# [Data for this task]
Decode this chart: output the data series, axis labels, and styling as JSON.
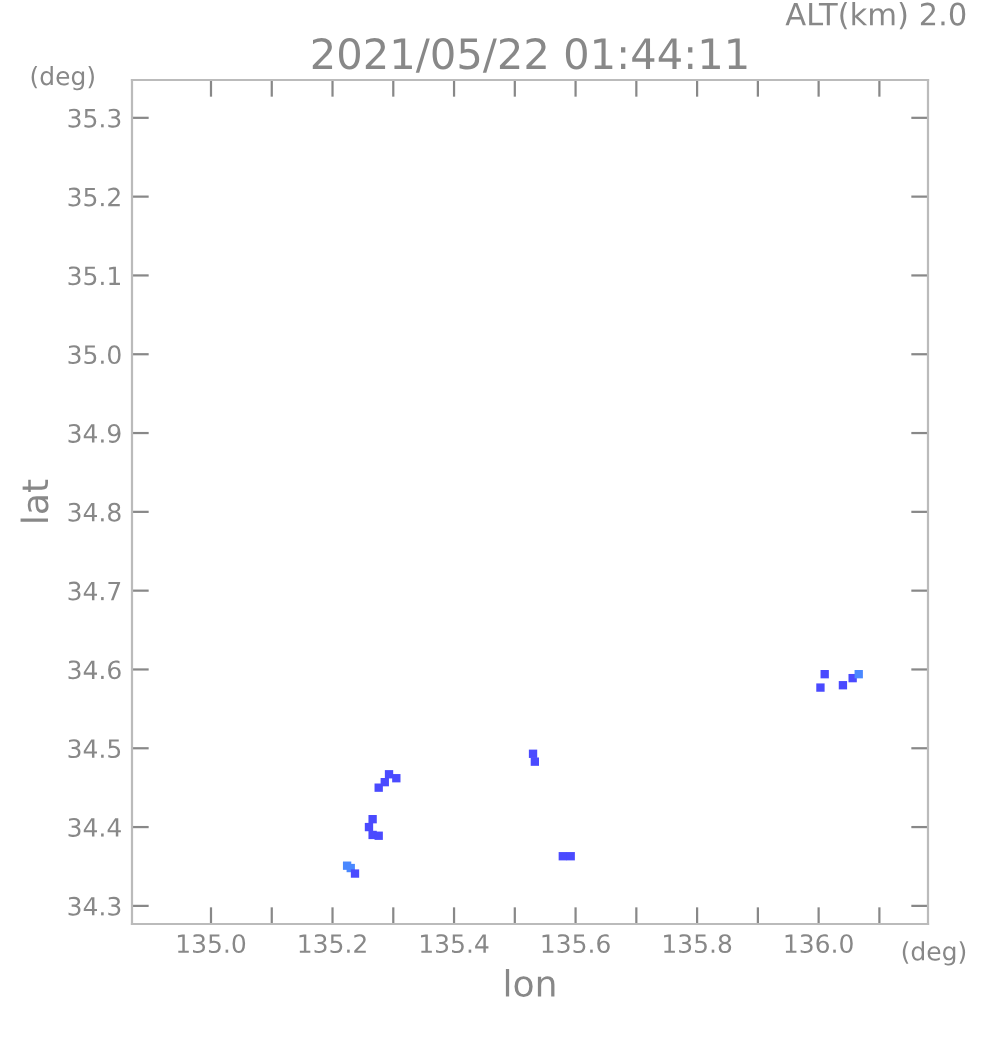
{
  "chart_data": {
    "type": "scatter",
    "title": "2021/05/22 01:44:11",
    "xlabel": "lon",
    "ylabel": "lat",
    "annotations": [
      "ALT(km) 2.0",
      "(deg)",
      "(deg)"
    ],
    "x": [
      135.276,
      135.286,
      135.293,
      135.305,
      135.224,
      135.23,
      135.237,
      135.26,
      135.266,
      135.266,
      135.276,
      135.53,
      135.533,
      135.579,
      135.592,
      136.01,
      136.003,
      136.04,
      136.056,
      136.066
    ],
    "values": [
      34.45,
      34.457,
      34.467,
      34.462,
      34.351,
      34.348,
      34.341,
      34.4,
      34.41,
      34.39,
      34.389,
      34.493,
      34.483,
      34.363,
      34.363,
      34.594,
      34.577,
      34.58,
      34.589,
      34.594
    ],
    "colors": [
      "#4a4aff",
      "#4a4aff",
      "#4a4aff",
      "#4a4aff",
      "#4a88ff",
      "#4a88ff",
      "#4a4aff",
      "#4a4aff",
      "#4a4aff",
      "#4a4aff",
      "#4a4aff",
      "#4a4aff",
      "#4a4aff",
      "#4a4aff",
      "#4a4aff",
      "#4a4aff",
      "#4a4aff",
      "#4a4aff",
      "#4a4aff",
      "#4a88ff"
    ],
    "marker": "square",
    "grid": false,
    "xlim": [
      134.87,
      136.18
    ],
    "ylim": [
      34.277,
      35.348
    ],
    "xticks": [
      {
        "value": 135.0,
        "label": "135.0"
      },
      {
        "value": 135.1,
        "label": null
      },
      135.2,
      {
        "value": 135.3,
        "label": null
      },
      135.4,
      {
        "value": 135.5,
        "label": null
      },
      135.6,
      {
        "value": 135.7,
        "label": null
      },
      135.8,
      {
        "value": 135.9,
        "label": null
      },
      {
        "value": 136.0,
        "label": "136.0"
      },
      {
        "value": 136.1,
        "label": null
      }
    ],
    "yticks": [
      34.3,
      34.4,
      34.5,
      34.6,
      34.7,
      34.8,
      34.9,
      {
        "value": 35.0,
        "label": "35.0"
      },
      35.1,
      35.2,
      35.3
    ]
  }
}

# [Work to complete]
Every line above should be returned word for word, with the pictures left behind.

# [Expected answer]
Decode this chart: output the data series, axis labels, and styling as JSON.
{
  "chart_data": {
    "type": "scatter",
    "title": "2021/05/22 01:44:11",
    "xlabel": "lon",
    "ylabel": "lat",
    "annotations": [
      "ALT(km) 2.0",
      "(deg)",
      "(deg)"
    ],
    "x": [
      135.276,
      135.286,
      135.293,
      135.305,
      135.224,
      135.23,
      135.237,
      135.26,
      135.266,
      135.266,
      135.276,
      135.53,
      135.533,
      135.579,
      135.592,
      136.01,
      136.003,
      136.04,
      136.056,
      136.066
    ],
    "values": [
      34.45,
      34.457,
      34.467,
      34.462,
      34.351,
      34.348,
      34.341,
      34.4,
      34.41,
      34.39,
      34.389,
      34.493,
      34.483,
      34.363,
      34.363,
      34.594,
      34.577,
      34.58,
      34.589,
      34.594
    ],
    "colors": [
      "#4a4aff",
      "#4a4aff",
      "#4a4aff",
      "#4a4aff",
      "#4a88ff",
      "#4a88ff",
      "#4a4aff",
      "#4a4aff",
      "#4a4aff",
      "#4a4aff",
      "#4a4aff",
      "#4a4aff",
      "#4a4aff",
      "#4a4aff",
      "#4a4aff",
      "#4a4aff",
      "#4a4aff",
      "#4a4aff",
      "#4a4aff",
      "#4a88ff"
    ],
    "marker": "square",
    "grid": false,
    "xlim": [
      134.87,
      136.18
    ],
    "ylim": [
      34.277,
      35.348
    ],
    "xticks": [
      {
        "value": 135.0,
        "label": "135.0"
      },
      {
        "value": 135.1,
        "label": null
      },
      135.2,
      {
        "value": 135.3,
        "label": null
      },
      135.4,
      {
        "value": 135.5,
        "label": null
      },
      135.6,
      {
        "value": 135.7,
        "label": null
      },
      135.8,
      {
        "value": 135.9,
        "label": null
      },
      {
        "value": 136.0,
        "label": "136.0"
      },
      {
        "value": 136.1,
        "label": null
      }
    ],
    "yticks": [
      34.3,
      34.4,
      34.5,
      34.6,
      34.7,
      34.8,
      34.9,
      {
        "value": 35.0,
        "label": "35.0"
      },
      35.1,
      35.2,
      35.3
    ]
  }
}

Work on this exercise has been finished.